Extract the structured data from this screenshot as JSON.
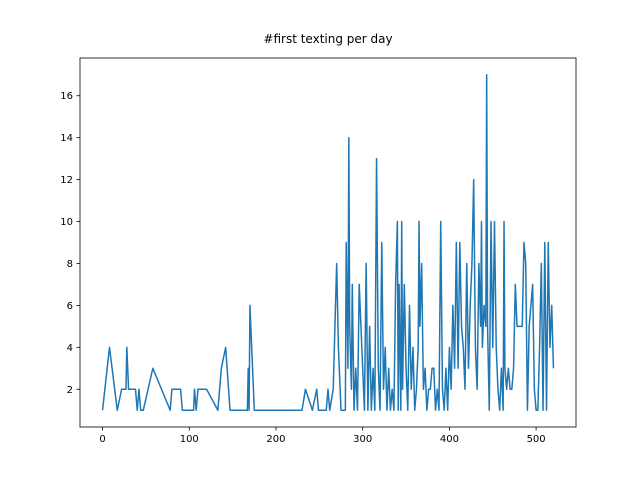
{
  "chart_data": {
    "type": "line",
    "title": "#first texting per day",
    "x": [
      0,
      8,
      17,
      22,
      27,
      28,
      30,
      38,
      40,
      42,
      44,
      47,
      58,
      78,
      80,
      90,
      92,
      105,
      106,
      108,
      110,
      120,
      133,
      137,
      142,
      147,
      167,
      168,
      169,
      170,
      175,
      230,
      234,
      242,
      247,
      249,
      258,
      260,
      262,
      266,
      270,
      272,
      275,
      280,
      281,
      283,
      284,
      285,
      287,
      288,
      290,
      292,
      294,
      296,
      298,
      300,
      302,
      304,
      306,
      308,
      310,
      312,
      314,
      316,
      318,
      320,
      322,
      324,
      326,
      328,
      330,
      332,
      334,
      336,
      338,
      340,
      341,
      342,
      344,
      345,
      346,
      348,
      350,
      352,
      354,
      356,
      358,
      360,
      362,
      364,
      365,
      366,
      368,
      370,
      372,
      374,
      376,
      378,
      380,
      382,
      384,
      386,
      388,
      390,
      392,
      394,
      396,
      398,
      400,
      402,
      404,
      406,
      408,
      410,
      412,
      414,
      416,
      418,
      420,
      422,
      424,
      426,
      428,
      430,
      432,
      434,
      436,
      437,
      438,
      440,
      442,
      443,
      444,
      446,
      448,
      450,
      452,
      454,
      456,
      458,
      460,
      462,
      463,
      464,
      466,
      468,
      470,
      472,
      474,
      476,
      478,
      480,
      482,
      484,
      486,
      488,
      490,
      492,
      494,
      496,
      498,
      500,
      502,
      504,
      506,
      508,
      510,
      512,
      514,
      516,
      518,
      520
    ],
    "series": [
      {
        "color": "#1f77b4",
        "values": [
          1,
          4,
          1,
          2,
          2,
          4,
          2,
          2,
          1,
          2,
          1,
          1,
          3,
          1,
          2,
          2,
          1,
          1,
          2,
          1,
          2,
          2,
          1,
          3,
          4,
          1,
          1,
          3,
          1,
          6,
          1,
          1,
          2,
          1,
          2,
          1,
          1,
          2,
          1,
          2,
          8,
          4,
          1,
          1,
          9,
          3,
          14,
          5,
          2,
          7,
          1,
          3,
          1,
          7,
          5,
          3,
          1,
          8,
          1,
          5,
          1,
          3,
          1,
          13,
          3,
          1,
          9,
          2,
          4,
          1,
          3,
          1,
          2,
          1,
          7,
          10,
          1,
          7,
          1,
          10,
          2,
          7,
          3,
          1,
          6,
          2,
          4,
          1,
          2,
          4,
          10,
          5,
          8,
          2,
          3,
          1,
          2,
          2,
          3,
          3,
          1,
          2,
          1,
          10,
          2,
          1,
          3,
          1,
          4,
          2,
          6,
          3,
          9,
          3,
          9,
          5,
          4,
          2,
          8,
          3,
          6,
          8,
          12,
          4,
          2,
          8,
          5,
          10,
          4,
          6,
          5,
          17,
          5,
          1,
          10,
          4,
          10,
          4,
          2,
          1,
          3,
          1,
          10,
          3,
          2,
          3,
          2,
          2,
          3,
          7,
          5,
          5,
          5,
          5,
          9,
          8,
          1,
          5,
          6,
          7,
          2,
          1,
          1,
          4,
          8,
          1,
          9,
          1,
          9,
          4,
          6,
          3
        ]
      }
    ],
    "xlim": [
      -26,
      546
    ],
    "ylim": [
      0.2,
      17.8
    ],
    "xticks": [
      0,
      100,
      200,
      300,
      400,
      500
    ],
    "yticks": [
      2,
      4,
      6,
      8,
      10,
      12,
      14,
      16
    ],
    "grid": false
  }
}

WHAT IS EXPECTED> The records shown above are to be repeated exactly, with the pictures left out.

SOLVED PROBLEM>
Extract the structured data from this screenshot as JSON.
{
  "chart_data": {
    "type": "line",
    "title": "#first texting per day",
    "x": [
      0,
      8,
      17,
      22,
      27,
      28,
      30,
      38,
      40,
      42,
      44,
      47,
      58,
      78,
      80,
      90,
      92,
      105,
      106,
      108,
      110,
      120,
      133,
      137,
      142,
      147,
      167,
      168,
      169,
      170,
      175,
      230,
      234,
      242,
      247,
      249,
      258,
      260,
      262,
      266,
      270,
      272,
      275,
      280,
      281,
      283,
      284,
      285,
      287,
      288,
      290,
      292,
      294,
      296,
      298,
      300,
      302,
      304,
      306,
      308,
      310,
      312,
      314,
      316,
      318,
      320,
      322,
      324,
      326,
      328,
      330,
      332,
      334,
      336,
      338,
      340,
      341,
      342,
      344,
      345,
      346,
      348,
      350,
      352,
      354,
      356,
      358,
      360,
      362,
      364,
      365,
      366,
      368,
      370,
      372,
      374,
      376,
      378,
      380,
      382,
      384,
      386,
      388,
      390,
      392,
      394,
      396,
      398,
      400,
      402,
      404,
      406,
      408,
      410,
      412,
      414,
      416,
      418,
      420,
      422,
      424,
      426,
      428,
      430,
      432,
      434,
      436,
      437,
      438,
      440,
      442,
      443,
      444,
      446,
      448,
      450,
      452,
      454,
      456,
      458,
      460,
      462,
      463,
      464,
      466,
      468,
      470,
      472,
      474,
      476,
      478,
      480,
      482,
      484,
      486,
      488,
      490,
      492,
      494,
      496,
      498,
      500,
      502,
      504,
      506,
      508,
      510,
      512,
      514,
      516,
      518,
      520
    ],
    "series": [
      {
        "color": "#1f77b4",
        "values": [
          1,
          4,
          1,
          2,
          2,
          4,
          2,
          2,
          1,
          2,
          1,
          1,
          3,
          1,
          2,
          2,
          1,
          1,
          2,
          1,
          2,
          2,
          1,
          3,
          4,
          1,
          1,
          3,
          1,
          6,
          1,
          1,
          2,
          1,
          2,
          1,
          1,
          2,
          1,
          2,
          8,
          4,
          1,
          1,
          9,
          3,
          14,
          5,
          2,
          7,
          1,
          3,
          1,
          7,
          5,
          3,
          1,
          8,
          1,
          5,
          1,
          3,
          1,
          13,
          3,
          1,
          9,
          2,
          4,
          1,
          3,
          1,
          2,
          1,
          7,
          10,
          1,
          7,
          1,
          10,
          2,
          7,
          3,
          1,
          6,
          2,
          4,
          1,
          2,
          4,
          10,
          5,
          8,
          2,
          3,
          1,
          2,
          2,
          3,
          3,
          1,
          2,
          1,
          10,
          2,
          1,
          3,
          1,
          4,
          2,
          6,
          3,
          9,
          3,
          9,
          5,
          4,
          2,
          8,
          3,
          6,
          8,
          12,
          4,
          2,
          8,
          5,
          10,
          4,
          6,
          5,
          17,
          5,
          1,
          10,
          4,
          10,
          4,
          2,
          1,
          3,
          1,
          10,
          3,
          2,
          3,
          2,
          2,
          3,
          7,
          5,
          5,
          5,
          5,
          9,
          8,
          1,
          5,
          6,
          7,
          2,
          1,
          1,
          4,
          8,
          1,
          9,
          1,
          9,
          4,
          6,
          3
        ]
      }
    ],
    "xlim": [
      -26,
      546
    ],
    "ylim": [
      0.2,
      17.8
    ],
    "xticks": [
      0,
      100,
      200,
      300,
      400,
      500
    ],
    "yticks": [
      2,
      4,
      6,
      8,
      10,
      12,
      14,
      16
    ],
    "grid": false
  }
}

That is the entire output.